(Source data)
▼▼▼

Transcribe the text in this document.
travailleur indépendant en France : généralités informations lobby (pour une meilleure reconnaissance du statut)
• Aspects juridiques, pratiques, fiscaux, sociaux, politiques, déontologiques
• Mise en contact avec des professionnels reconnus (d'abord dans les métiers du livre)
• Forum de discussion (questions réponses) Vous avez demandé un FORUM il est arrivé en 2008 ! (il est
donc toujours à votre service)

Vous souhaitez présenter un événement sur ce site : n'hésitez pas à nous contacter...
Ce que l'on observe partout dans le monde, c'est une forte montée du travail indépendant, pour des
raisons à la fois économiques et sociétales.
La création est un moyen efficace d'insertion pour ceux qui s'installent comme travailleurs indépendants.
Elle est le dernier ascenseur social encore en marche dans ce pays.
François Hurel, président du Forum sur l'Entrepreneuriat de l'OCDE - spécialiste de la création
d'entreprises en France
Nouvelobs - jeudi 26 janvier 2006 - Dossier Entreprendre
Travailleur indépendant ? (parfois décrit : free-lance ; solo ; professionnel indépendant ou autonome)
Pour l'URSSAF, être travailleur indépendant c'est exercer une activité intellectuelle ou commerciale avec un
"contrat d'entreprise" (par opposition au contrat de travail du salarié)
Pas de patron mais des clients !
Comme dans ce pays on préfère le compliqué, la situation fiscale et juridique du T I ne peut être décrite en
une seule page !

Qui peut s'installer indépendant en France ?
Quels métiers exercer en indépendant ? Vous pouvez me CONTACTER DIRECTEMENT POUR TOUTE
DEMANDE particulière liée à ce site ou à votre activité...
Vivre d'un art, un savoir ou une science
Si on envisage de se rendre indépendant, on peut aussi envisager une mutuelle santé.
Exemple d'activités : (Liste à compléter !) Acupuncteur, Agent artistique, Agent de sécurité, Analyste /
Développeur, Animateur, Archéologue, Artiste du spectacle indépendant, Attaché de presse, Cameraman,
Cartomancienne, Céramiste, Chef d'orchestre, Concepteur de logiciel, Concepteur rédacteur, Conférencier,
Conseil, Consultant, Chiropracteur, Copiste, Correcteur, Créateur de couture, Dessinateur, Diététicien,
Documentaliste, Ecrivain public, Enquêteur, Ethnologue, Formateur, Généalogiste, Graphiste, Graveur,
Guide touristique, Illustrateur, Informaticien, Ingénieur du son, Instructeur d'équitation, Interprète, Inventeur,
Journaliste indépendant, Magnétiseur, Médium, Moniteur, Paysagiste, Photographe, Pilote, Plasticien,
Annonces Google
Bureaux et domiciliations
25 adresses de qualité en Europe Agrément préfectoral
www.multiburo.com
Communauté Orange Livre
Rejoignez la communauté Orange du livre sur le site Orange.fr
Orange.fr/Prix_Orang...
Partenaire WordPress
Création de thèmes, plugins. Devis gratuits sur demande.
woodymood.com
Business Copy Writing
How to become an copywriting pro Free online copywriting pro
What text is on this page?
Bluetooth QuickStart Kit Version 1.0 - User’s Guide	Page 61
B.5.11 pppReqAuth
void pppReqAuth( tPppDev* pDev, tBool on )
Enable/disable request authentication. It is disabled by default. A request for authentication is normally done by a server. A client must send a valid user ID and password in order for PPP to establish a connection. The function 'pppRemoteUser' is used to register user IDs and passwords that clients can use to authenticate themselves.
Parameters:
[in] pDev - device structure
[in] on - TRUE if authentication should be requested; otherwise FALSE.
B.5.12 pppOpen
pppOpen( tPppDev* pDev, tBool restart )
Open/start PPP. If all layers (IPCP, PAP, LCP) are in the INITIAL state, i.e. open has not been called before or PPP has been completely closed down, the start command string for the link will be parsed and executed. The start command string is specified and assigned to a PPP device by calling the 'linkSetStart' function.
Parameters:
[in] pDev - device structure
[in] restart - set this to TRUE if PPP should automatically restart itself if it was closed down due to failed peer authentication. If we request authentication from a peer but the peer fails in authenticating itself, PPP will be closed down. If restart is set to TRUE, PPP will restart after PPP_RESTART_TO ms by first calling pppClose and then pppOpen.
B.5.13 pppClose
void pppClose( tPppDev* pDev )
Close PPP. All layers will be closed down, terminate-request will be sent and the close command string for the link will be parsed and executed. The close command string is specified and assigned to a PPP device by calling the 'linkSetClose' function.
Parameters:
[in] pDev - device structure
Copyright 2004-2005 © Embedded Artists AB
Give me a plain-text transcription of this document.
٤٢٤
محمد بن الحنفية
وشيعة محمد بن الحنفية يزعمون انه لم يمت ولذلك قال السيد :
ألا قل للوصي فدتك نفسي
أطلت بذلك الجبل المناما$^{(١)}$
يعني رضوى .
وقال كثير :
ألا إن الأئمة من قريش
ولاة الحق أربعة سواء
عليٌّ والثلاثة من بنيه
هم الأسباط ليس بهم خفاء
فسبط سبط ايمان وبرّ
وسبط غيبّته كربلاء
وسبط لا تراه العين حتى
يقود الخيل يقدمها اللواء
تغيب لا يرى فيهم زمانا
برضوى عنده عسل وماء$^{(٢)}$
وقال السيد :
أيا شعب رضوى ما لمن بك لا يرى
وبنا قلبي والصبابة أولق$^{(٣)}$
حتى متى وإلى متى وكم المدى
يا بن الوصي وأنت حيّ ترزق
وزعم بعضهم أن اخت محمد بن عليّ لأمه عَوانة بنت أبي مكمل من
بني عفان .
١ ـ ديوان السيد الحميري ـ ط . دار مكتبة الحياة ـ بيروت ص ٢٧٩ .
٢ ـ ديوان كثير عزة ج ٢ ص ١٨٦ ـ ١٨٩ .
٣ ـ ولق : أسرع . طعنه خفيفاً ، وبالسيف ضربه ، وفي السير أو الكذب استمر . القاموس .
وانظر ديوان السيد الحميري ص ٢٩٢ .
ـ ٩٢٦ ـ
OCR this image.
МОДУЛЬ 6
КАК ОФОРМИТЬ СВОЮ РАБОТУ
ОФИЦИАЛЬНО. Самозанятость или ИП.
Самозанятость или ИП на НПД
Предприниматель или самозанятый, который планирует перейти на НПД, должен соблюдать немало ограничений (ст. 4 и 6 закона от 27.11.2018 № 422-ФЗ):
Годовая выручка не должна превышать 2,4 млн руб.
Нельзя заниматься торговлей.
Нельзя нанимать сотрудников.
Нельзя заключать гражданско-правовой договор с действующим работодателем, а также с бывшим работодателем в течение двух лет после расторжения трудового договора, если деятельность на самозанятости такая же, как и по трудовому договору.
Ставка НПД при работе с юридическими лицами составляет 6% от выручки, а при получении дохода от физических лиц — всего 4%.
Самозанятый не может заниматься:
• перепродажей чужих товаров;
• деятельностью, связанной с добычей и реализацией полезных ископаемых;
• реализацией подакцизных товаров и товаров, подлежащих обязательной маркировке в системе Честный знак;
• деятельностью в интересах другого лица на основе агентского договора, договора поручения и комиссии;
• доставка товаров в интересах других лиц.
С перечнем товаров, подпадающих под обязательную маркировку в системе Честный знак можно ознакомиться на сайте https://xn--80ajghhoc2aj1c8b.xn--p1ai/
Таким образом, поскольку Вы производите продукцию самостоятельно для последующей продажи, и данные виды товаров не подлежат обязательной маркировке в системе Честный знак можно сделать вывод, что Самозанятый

▲▲▲

> [Set exercise]: Reproduce the full listing word for word.

> [The response]:
Transcribe the text in this document.
travailleur indépendant en France : généralités informations lobby (pour une meilleure reconnaissance du statut)
• Aspects juridiques, pratiques, fiscaux, sociaux, politiques, déontologiques
• Mise en contact avec des professionnels reconnus (d'abord dans les métiers du livre)
• Forum de discussion (questions réponses) Vous avez demandé un FORUM il est arrivé en 2008 ! (il est
donc toujours à votre service)

Vous souhaitez présenter un événement sur ce site : n'hésitez pas à nous contacter...
Ce que l'on observe partout dans le monde, c'est une forte montée du travail indépendant, pour des
raisons à la fois économiques et sociétales.
La création est un moyen efficace d'insertion pour ceux qui s'installent comme travailleurs indépendants.
Elle est le dernier ascenseur social encore en marche dans ce pays.
François Hurel, président du Forum sur l'Entrepreneuriat de l'OCDE - spécialiste de la création
d'entreprises en France
Nouvelobs - jeudi 26 janvier 2006 - Dossier Entreprendre
Travailleur indépendant ? (parfois décrit : free-lance ; solo ; professionnel indépendant ou autonome)
Pour l'URSSAF, être travailleur indépendant c'est exercer une activité intellectuelle ou commerciale avec un
"contrat d'entreprise" (par opposition au contrat de travail du salarié)
Pas de patron mais des clients !
Comme dans ce pays on préfère le compliqué, la situation fiscale et juridique du T I ne peut être décrite en
une seule page !

Qui peut s'installer indépendant en France ?
Quels métiers exercer en indépendant ? Vous pouvez me CONTACTER DIRECTEMENT POUR TOUTE
DEMANDE particulière liée à ce site ou à votre activité...
Vivre d'un art, un savoir ou une science
Si on envisage de se rendre indépendant, on peut aussi envisager une mutuelle santé.
Exemple d'activités : (Liste à compléter !) Acupuncteur, Agent artistique, Agent de sécurité, Analyste /
Développeur, Animateur, Archéologue, Artiste du spectacle indépendant, Attaché de presse, Cameraman,
Cartomancienne, Céramiste, Chef d'orchestre, Concepteur de logiciel, Concepteur rédacteur, Conférencier,
Conseil, Consultant, Chiropracteur, Copiste, Correcteur, Créateur de couture, Dessinateur, Diététicien,
Documentaliste, Ecrivain public, Enquêteur, Ethnologue, Formateur, Généalogiste, Graphiste, Graveur,
Guide touristique, Illustrateur, Informaticien, Ingénieur du son, Instructeur d'équitation, Interprète, Inventeur,
Journaliste indépendant, Magnétiseur, Médium, Moniteur, Paysagiste, Photographe, Pilote, Plasticien,
Annonces Google
Bureaux et domiciliations
25 adresses de qualité en Europe Agrément préfectoral
www.multiburo.com
Communauté Orange Livre
Rejoignez la communauté Orange du livre sur le site Orange.fr
Orange.fr/Prix_Orang...
Partenaire WordPress
Création de thèmes, plugins. Devis gratuits sur demande.
woodymood.com
Business Copy Writing
How to become an copywriting pro Free online copywriting pro
What text is on this page?
Bluetooth QuickStart Kit Version 1.0 - User’s Guide	Page 61
B.5.11 pppReqAuth
void pppReqAuth( tPppDev* pDev, tBool on )
Enable/disable request authentication. It is disabled by default. A request for authentication is normally done by a server. A client must send a valid user ID and password in order for PPP to establish a connection. The function 'pppRemoteUser' is used to register user IDs and passwords that clients can use to authenticate themselves.
Parameters:
[in] pDev - device structure
[in] on - TRUE if authentication should be requested; otherwise FALSE.
B.5.12 pppOpen
pppOpen( tPppDev* pDev, tBool restart )
Open/start PPP. If all layers (IPCP, PAP, LCP) are in the INITIAL state, i.e. open has not been called before or PPP has been completely closed down, the start command string for the link will be parsed and executed. The start command string is specified and assigned to a PPP device by calling the 'linkSetStart' function.
Parameters:
[in] pDev - device structure
[in] restart - set this to TRUE if PPP should automatically restart itself if it was closed down due to failed peer authentication. If we request authentication from a peer but the peer fails in authenticating itself, PPP will be closed down. If restart is set to TRUE, PPP will restart after PPP_RESTART_TO ms by first calling pppClose and then pppOpen.
B.5.13 pppClose
void pppClose( tPppDev* pDev )
Close PPP. All layers will be closed down, terminate-request will be sent and the close command string for the link will be parsed and executed. The close command string is specified and assigned to a PPP device by calling the 'linkSetClose' function.
Parameters:
[in] pDev - device structure
Copyright 2004-2005 © Embedded Artists AB
Give me a plain-text transcription of this document.
٤٢٤
محمد بن الحنفية
وشيعة محمد بن الحنفية يزعمون انه لم يمت ولذلك قال السيد :
ألا قل للوصي فدتك نفسي
أطلت بذلك الجبل المناما$^{(١)}$
يعني رضوى .
وقال كثير :
ألا إن الأئمة من قريش
ولاة الحق أربعة سواء
عليٌّ والثلاثة من بنيه
هم الأسباط ليس بهم خفاء
فسبط سبط ايمان وبرّ
وسبط غيبّته كربلاء
وسبط لا تراه العين حتى
يقود الخيل يقدمها اللواء
تغيب لا يرى فيهم زمانا
برضوى عنده عسل وماء$^{(٢)}$
وقال السيد :
أيا شعب رضوى ما لمن بك لا يرى
وبنا قلبي والصبابة أولق$^{(٣)}$
حتى متى وإلى متى وكم المدى
يا بن الوصي وأنت حيّ ترزق
وزعم بعضهم أن اخت محمد بن عليّ لأمه عَوانة بنت أبي مكمل من
بني عفان .
١ ـ ديوان السيد الحميري ـ ط . دار مكتبة الحياة ـ بيروت ص ٢٧٩ .
٢ ـ ديوان كثير عزة ج ٢ ص ١٨٦ ـ ١٨٩ .
٣ ـ ولق : أسرع . طعنه خفيفاً ، وبالسيف ضربه ، وفي السير أو الكذب استمر . القاموس .
وانظر ديوان السيد الحميري ص ٢٩٢ .
ـ ٩٢٦ ـ
OCR this image.
МОДУЛЬ 6
КАК ОФОРМИТЬ СВОЮ РАБОТУ
ОФИЦИАЛЬНО. Самозанятость или ИП.
Самозанятость или ИП на НПД
Предприниматель или самозанятый, который планирует перейти на НПД, должен соблюдать немало ограничений (ст. 4 и 6 закона от 27.11.2018 № 422-ФЗ):
Годовая выручка не должна превышать 2,4 млн руб.
Нельзя заниматься торговлей.
Нельзя нанимать сотрудников.
Нельзя заключать гражданско-правовой договор с действующим работодателем, а также с бывшим работодателем в течение двух лет после расторжения трудового договора, если деятельность на самозанятости такая же, как и по трудовому договору.
Ставка НПД при работе с юридическими лицами составляет 6% от выручки, а при получении дохода от физических лиц — всего 4%.
Самозанятый не может заниматься:
• перепродажей чужих товаров;
• деятельностью, связанной с добычей и реализацией полезных ископаемых;
• реализацией подакцизных товаров и товаров, подлежащих обязательной маркировке в системе Честный знак;
• деятельностью в интересах другого лица на основе агентского договора, договора поручения и комиссии;
• доставка товаров в интересах других лиц.
С перечнем товаров, подпадающих под обязательную маркировку в системе Честный знак можно ознакомиться на сайте https://xn--80ajghhoc2aj1c8b.xn--p1ai/
Таким образом, поскольку Вы производите продукцию самостоятельно для последующей продажи, и данные виды товаров не подлежат обязательной маркировке в системе Честный знак можно сделать вывод, что Самозанятый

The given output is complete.